- **Aim**: Identify the lines that include the word "Элегия", then copy all of them.

— START Exercise material —

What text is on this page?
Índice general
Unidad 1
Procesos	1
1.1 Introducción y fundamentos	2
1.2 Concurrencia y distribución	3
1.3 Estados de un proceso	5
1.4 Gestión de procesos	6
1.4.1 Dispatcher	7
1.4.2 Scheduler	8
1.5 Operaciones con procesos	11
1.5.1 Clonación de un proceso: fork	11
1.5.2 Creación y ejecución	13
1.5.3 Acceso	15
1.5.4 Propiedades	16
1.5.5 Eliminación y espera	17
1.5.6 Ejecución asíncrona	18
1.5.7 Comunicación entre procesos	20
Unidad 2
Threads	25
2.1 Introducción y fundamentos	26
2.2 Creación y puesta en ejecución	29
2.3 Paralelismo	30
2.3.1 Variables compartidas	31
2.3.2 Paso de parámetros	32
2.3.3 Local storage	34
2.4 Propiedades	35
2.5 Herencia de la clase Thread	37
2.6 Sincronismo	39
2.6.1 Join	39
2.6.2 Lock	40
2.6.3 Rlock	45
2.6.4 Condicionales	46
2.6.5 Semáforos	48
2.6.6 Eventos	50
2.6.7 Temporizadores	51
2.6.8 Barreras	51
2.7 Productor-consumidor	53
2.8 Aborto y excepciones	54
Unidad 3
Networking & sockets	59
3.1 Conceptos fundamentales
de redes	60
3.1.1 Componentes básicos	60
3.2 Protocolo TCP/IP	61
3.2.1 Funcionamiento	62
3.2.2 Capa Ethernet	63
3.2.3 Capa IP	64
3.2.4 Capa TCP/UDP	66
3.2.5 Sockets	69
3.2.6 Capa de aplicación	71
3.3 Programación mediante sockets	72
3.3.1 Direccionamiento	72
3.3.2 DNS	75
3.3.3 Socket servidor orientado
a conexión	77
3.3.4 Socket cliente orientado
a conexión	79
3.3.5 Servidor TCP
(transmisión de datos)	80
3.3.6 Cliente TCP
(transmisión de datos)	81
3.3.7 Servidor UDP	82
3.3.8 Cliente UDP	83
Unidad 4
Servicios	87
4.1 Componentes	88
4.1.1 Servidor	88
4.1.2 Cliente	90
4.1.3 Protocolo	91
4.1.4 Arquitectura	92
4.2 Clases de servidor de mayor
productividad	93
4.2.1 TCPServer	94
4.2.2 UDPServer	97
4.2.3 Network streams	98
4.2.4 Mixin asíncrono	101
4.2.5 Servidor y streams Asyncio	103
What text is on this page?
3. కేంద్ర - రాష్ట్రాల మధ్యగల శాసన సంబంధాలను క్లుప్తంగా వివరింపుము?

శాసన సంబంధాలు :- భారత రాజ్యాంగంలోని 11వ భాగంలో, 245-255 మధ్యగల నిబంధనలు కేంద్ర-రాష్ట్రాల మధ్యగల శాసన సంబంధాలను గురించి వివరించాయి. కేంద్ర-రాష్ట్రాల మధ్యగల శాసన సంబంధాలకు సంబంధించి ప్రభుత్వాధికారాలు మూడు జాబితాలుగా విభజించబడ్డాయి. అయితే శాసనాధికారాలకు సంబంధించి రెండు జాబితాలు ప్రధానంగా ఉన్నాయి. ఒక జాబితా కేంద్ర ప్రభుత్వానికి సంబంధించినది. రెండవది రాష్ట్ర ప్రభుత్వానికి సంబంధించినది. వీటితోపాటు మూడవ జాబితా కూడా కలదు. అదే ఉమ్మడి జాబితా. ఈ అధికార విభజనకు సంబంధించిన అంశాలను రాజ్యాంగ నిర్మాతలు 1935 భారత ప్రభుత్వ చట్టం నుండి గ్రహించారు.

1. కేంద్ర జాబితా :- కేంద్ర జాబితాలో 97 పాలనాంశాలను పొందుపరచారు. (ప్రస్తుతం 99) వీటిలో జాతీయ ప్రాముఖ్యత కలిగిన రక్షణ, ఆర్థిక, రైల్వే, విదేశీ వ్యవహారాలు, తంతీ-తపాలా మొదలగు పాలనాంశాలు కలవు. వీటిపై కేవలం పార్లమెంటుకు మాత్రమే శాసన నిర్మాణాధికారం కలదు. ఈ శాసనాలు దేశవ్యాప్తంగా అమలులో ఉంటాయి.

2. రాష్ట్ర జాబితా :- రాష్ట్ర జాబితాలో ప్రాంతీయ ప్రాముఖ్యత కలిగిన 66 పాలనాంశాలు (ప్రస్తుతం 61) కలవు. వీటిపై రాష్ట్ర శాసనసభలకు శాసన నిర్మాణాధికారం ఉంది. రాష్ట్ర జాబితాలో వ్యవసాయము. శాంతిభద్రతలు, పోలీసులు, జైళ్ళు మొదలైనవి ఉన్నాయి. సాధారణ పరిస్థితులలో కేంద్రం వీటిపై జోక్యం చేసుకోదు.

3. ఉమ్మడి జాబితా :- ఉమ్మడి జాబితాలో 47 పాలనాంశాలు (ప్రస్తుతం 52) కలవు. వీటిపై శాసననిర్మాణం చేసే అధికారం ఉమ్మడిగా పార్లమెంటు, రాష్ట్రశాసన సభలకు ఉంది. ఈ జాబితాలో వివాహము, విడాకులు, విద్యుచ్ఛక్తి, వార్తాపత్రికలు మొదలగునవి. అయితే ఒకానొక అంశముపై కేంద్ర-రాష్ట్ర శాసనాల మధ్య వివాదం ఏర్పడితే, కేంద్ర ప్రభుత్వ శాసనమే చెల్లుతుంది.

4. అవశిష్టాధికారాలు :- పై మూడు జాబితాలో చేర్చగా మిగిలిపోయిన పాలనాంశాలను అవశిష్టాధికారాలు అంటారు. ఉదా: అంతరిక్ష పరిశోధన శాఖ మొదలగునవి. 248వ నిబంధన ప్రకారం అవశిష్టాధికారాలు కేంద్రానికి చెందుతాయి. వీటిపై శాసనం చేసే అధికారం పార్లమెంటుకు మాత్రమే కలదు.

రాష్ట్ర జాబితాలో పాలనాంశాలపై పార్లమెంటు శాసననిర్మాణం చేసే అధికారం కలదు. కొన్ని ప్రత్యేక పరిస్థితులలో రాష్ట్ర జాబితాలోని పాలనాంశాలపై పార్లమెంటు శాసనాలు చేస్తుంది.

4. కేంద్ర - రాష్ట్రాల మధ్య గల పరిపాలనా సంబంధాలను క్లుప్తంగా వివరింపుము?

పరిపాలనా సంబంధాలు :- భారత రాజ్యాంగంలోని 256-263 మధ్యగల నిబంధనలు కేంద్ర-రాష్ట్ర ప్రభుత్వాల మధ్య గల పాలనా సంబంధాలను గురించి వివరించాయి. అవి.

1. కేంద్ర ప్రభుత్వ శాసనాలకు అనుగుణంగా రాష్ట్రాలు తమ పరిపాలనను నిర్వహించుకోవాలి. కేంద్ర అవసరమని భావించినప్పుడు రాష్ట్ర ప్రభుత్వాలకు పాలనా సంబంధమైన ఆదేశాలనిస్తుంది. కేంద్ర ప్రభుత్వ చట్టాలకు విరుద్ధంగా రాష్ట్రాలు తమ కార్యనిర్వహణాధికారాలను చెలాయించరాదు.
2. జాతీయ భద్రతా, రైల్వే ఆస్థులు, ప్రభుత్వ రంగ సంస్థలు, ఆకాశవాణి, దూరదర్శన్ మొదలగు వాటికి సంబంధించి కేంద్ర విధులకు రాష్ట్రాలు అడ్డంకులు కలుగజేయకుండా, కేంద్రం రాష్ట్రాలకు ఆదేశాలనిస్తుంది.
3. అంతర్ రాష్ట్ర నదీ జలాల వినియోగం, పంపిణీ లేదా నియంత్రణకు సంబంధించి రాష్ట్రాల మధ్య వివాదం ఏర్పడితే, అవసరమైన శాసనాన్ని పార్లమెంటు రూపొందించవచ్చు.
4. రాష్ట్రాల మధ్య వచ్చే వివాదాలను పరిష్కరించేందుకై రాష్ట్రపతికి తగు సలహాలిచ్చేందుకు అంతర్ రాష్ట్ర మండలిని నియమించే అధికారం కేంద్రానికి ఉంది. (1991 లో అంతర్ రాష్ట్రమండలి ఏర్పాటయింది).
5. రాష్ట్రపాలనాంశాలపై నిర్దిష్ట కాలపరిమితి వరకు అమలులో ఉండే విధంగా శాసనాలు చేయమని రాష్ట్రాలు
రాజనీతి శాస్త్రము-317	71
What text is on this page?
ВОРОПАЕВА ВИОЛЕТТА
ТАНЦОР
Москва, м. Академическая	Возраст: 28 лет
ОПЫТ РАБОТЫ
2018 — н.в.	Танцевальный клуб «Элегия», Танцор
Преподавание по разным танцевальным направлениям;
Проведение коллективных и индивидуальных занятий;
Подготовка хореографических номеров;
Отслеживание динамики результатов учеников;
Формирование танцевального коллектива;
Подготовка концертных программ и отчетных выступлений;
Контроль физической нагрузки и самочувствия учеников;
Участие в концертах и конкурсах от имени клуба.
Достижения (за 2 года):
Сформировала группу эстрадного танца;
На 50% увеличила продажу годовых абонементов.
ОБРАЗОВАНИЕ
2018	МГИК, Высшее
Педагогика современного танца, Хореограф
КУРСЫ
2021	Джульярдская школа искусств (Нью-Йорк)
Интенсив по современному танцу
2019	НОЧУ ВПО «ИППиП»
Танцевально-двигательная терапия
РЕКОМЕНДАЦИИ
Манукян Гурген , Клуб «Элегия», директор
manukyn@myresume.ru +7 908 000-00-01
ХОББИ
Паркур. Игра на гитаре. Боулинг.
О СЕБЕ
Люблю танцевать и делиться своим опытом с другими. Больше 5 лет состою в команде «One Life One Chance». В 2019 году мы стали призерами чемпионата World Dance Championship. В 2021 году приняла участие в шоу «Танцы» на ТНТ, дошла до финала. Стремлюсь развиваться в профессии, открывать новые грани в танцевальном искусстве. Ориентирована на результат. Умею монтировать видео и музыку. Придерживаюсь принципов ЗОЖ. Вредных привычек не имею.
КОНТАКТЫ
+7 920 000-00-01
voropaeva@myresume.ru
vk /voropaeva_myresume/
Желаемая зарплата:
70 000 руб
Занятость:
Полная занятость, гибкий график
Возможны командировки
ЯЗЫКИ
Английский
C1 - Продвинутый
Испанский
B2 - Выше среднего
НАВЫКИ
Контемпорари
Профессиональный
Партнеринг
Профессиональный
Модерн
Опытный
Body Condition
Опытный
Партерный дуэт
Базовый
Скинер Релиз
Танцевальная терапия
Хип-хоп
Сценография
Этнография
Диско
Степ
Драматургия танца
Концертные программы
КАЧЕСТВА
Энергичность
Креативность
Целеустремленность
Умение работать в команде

— END Exercise material —

- **Answer to this task**:
2018 — н.в.	Танцевальный клуб «Элегия», Танцор
Манукян Гурген , Клуб «Элегия», директор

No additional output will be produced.